From the data that follows, copy every line holding the string "kings".

§ INFORMATION GIVEN:

########

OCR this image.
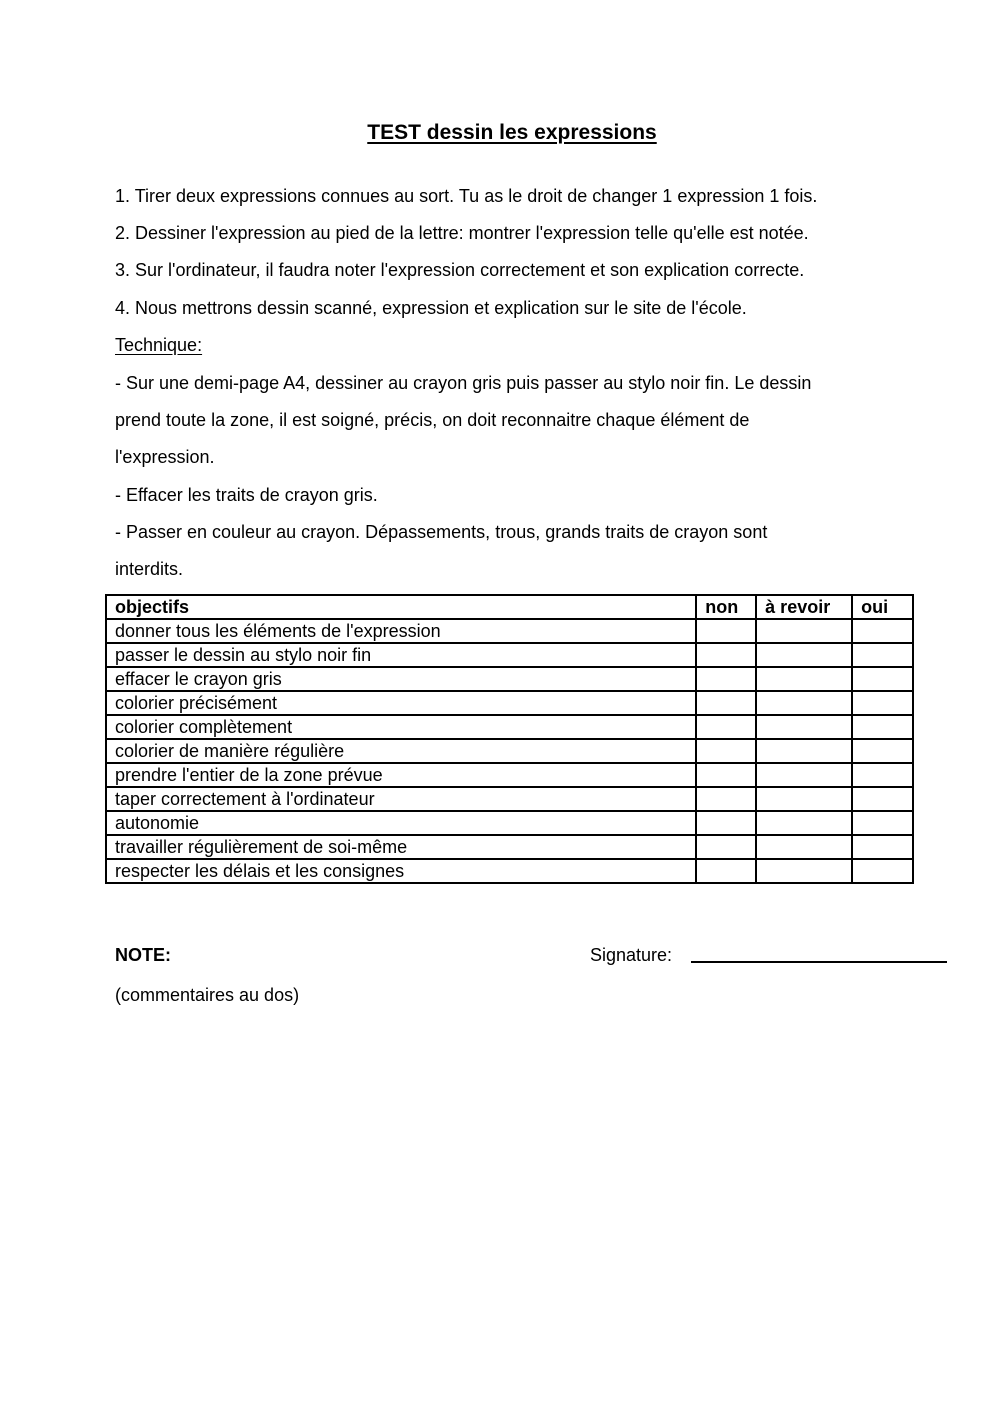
TEST dessin les expressions

1. Tirer deux expressions connues au sort. Tu as le droit de changer 1 expression 1 fois.

2. Dessiner l'expression au pied de la lettre: montrer l'expression telle qu'elle est notée.

3. Sur l'ordinateur, il faudra noter l'expression correctement et son explication correcte.

4. Nous mettrons dessin scanné, expression et explication sur le site de l'école.

Technique:

- Sur une demi-page A4, dessiner au crayon gris puis passer au stylo noir fin. Le dessin

prend toute la zone, il est soigné, précis, on doit reconnaitre chaque élément de

l'expression.

- Effacer les traits de crayon gris.

- Passer en couleur au crayon. Dépassements, trous, grands traits de crayon sont

interdits.

objectifs	non	à revoir	oui
donner tous les éléments de l'expression			
passer le dessin au stylo noir fin			
effacer le crayon gris			
colorier précisément			
colorier complètement			
colorier de manière régulière			
prendre l'entier de la zone prévue			
taper correctement à l'ordinateur			
autonomie			
travailler régulièrement de soi-même			
respecter les délais et les consignes			

NOTE:	Signature:

(commentaires au dos)
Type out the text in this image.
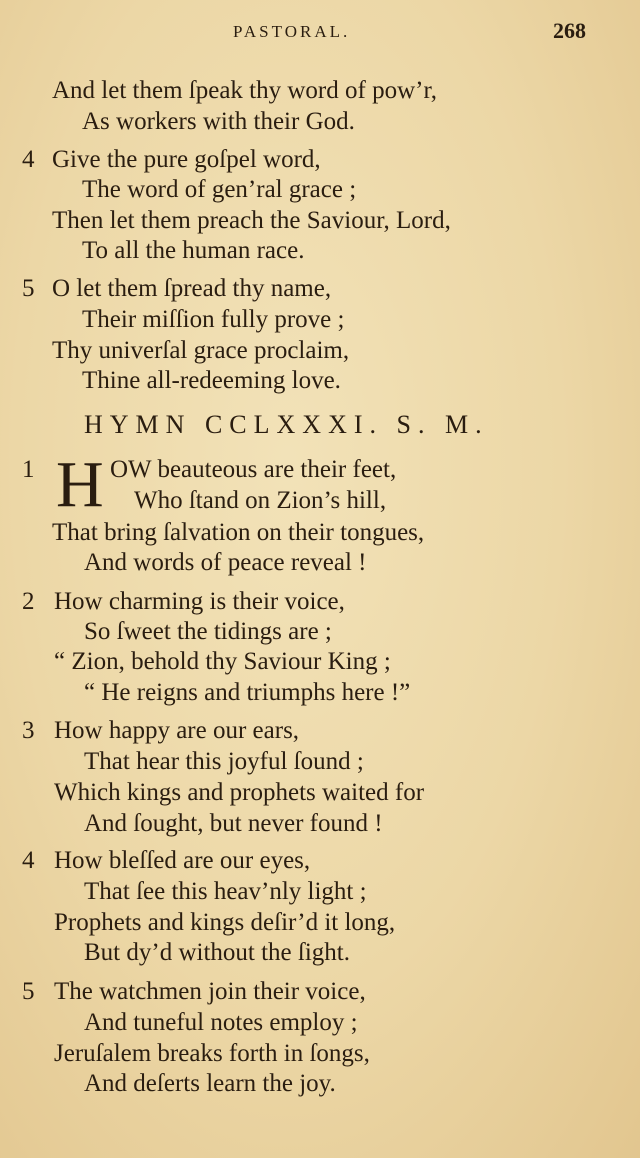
PASTORAL.	268
And let them ſpeak thy word of pow’r,
As workers with their God.
4 Give the pure goſpel word,
The word of gen’ral grace ;
Then let them preach the Saviour, Lord,
To all the human race.
5 O let them ſpread thy name,
Their miſſion fully prove ;
Thy univerſal grace proclaim,
Thine all-redeeming love.
HYMN CCLXXXI. S. M.
1 H OW beauteous are their feet,
Who ſtand on Zion’s hill,
That bring ſalvation on their tongues,
And words of peace reveal !
2 How charming is their voice,
So ſweet the tidings are ;
“ Zion, behold thy Saviour King ;
“ He reigns and triumphs here !”
3 How happy are our ears,
That hear this joyful ſound ;
Which kings and prophets waited for
And ſought, but never found !
4 How bleſſed are our eyes,
That ſee this heav’nly light ;
Prophets and kings deſir’d it long,
But dy’d without the ſight.
5 The watchmen join their voice,
And tuneful notes employ ;
Jeruſalem breaks forth in ſongs,
And deſerts learn the joy.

########

§ CORRECT RESPONSE:
Which kings and prophets waited for
Prophets and kings deſir’d it long,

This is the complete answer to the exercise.